How many lines hold the string "Unprimed"? Give only the number.

--- INPUT DATA ---
################
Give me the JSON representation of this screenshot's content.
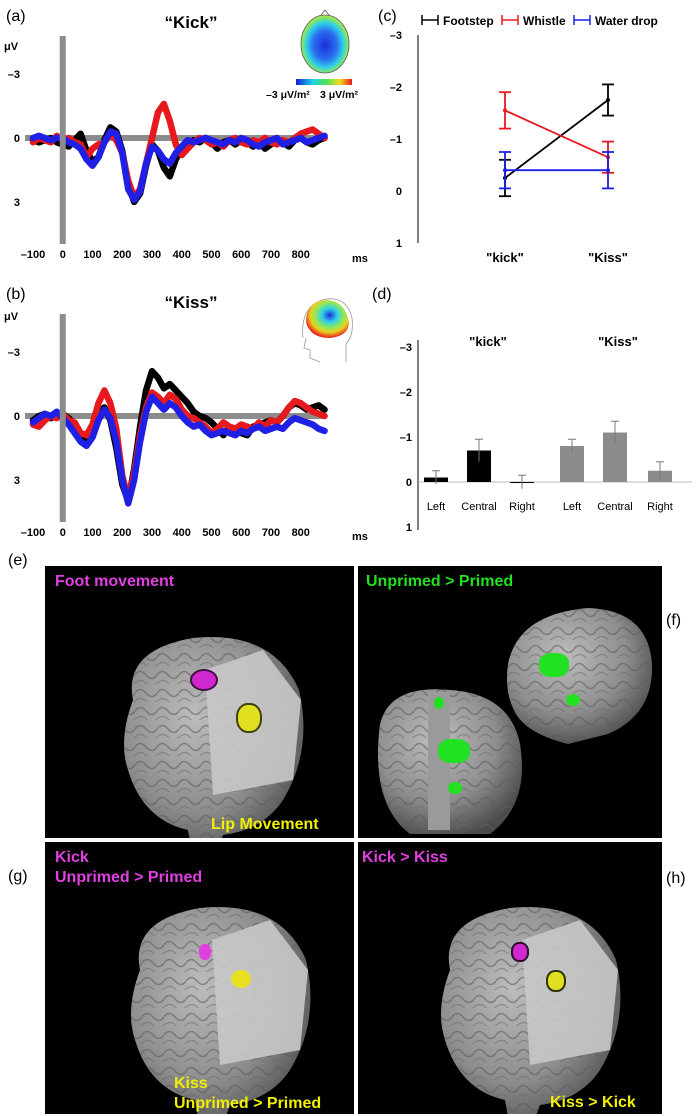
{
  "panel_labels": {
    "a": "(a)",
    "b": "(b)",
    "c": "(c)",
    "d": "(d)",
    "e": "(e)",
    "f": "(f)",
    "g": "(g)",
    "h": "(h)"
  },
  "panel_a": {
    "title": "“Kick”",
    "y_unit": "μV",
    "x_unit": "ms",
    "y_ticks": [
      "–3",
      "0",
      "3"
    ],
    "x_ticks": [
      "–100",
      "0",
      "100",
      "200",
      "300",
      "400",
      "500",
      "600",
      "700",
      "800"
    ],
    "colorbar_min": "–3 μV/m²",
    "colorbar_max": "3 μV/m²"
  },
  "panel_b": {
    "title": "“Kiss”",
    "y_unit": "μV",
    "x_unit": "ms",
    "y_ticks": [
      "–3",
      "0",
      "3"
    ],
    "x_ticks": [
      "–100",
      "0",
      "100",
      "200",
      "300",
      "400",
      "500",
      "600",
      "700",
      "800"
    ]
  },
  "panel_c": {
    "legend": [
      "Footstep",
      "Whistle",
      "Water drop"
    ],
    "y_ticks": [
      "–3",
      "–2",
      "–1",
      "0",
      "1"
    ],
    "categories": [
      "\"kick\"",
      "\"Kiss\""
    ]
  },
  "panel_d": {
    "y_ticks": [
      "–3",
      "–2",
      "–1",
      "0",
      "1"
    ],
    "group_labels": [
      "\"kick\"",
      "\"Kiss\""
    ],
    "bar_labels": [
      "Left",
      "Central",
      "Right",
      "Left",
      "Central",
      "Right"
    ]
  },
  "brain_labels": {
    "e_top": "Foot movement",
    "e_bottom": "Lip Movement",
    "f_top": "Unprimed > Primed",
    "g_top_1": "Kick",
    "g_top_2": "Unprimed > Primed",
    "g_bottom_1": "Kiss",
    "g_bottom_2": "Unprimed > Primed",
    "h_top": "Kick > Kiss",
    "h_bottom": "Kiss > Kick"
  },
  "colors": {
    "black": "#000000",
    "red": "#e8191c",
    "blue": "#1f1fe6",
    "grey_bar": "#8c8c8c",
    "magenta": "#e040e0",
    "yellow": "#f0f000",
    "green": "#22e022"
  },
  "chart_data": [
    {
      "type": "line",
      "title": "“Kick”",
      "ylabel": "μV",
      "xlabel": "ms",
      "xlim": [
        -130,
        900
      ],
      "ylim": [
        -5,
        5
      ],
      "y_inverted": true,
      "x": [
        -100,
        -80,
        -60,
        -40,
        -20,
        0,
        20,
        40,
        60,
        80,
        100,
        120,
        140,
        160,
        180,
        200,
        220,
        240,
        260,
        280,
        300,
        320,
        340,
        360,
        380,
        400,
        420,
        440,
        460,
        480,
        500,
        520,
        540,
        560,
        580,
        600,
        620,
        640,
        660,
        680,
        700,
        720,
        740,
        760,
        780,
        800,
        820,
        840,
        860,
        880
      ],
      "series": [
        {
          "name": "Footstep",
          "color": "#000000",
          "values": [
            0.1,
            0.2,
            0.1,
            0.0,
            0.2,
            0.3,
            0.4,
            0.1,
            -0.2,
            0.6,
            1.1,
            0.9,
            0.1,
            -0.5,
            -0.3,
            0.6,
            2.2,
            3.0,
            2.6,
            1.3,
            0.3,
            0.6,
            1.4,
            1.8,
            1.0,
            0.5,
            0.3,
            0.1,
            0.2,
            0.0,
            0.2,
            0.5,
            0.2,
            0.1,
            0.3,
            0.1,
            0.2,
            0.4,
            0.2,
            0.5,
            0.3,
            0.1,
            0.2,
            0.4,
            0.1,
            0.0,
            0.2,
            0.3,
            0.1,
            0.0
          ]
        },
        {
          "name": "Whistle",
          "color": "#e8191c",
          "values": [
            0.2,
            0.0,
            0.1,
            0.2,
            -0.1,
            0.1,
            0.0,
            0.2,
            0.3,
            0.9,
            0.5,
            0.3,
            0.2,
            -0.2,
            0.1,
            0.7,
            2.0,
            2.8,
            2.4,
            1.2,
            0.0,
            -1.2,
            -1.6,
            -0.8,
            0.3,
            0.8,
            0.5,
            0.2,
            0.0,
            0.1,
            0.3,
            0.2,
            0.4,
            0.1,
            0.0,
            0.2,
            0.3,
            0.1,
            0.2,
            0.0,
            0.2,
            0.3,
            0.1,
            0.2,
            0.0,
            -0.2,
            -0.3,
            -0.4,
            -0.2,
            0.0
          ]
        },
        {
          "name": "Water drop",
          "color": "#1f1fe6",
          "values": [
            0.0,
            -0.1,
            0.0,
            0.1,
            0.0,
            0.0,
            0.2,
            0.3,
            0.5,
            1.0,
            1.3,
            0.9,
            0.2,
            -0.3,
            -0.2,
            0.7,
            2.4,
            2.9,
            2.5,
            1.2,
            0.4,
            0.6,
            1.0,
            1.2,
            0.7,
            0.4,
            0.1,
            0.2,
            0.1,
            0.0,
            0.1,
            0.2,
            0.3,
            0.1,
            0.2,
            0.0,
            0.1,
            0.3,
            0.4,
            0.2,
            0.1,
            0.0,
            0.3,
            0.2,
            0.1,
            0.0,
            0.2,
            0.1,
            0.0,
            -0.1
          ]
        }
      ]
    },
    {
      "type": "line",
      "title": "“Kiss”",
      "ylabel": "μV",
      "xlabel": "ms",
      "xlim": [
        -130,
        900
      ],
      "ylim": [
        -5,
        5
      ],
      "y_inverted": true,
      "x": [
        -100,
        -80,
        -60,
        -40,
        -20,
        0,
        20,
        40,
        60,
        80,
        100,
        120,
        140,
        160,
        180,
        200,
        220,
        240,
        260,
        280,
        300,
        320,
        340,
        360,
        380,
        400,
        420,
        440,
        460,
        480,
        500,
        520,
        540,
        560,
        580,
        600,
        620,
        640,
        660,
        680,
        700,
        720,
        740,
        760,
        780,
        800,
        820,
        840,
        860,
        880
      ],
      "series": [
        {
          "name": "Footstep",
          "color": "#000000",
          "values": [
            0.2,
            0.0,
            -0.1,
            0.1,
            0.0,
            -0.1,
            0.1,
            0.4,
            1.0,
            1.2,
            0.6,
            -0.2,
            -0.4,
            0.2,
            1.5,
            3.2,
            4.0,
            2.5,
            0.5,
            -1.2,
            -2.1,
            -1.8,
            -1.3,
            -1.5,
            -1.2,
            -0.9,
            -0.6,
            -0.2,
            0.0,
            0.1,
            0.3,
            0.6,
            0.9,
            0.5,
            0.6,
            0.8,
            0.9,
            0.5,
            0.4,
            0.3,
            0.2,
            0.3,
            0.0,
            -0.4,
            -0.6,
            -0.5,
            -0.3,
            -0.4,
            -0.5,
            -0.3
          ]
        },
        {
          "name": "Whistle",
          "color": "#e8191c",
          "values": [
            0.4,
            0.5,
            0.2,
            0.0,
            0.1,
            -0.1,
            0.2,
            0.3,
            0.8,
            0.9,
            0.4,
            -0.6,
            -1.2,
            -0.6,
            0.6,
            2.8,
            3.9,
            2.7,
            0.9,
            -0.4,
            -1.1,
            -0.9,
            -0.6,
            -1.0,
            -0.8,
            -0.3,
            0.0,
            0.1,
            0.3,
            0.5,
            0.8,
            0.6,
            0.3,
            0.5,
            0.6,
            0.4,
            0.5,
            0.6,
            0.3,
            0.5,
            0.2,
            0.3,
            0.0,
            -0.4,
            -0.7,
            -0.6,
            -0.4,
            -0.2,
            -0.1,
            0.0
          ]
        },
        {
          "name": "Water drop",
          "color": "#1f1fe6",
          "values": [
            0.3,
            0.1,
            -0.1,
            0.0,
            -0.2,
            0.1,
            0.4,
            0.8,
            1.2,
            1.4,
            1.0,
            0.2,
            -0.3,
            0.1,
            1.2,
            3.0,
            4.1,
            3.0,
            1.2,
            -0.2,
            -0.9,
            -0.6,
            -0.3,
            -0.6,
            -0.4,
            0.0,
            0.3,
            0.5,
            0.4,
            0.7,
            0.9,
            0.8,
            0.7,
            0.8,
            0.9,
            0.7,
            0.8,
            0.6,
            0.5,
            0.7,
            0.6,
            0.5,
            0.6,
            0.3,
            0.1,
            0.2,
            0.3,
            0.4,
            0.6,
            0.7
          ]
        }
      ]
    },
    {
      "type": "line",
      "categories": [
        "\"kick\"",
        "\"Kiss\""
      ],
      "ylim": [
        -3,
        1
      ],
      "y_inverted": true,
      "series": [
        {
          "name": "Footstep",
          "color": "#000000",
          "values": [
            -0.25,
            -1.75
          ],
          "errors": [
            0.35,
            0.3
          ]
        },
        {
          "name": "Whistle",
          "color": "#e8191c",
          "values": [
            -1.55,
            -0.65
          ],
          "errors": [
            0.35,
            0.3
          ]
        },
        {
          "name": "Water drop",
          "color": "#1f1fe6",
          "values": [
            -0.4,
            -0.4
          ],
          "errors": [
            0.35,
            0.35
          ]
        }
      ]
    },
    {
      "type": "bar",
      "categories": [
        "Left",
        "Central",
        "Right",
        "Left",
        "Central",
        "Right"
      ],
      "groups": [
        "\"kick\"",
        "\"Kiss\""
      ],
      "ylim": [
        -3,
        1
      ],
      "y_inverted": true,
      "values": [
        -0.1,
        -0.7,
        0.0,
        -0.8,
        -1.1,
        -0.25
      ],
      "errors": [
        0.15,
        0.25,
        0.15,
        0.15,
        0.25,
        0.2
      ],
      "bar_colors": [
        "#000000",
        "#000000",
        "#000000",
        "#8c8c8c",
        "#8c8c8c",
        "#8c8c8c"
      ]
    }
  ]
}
################
--- THE RESULT ---
3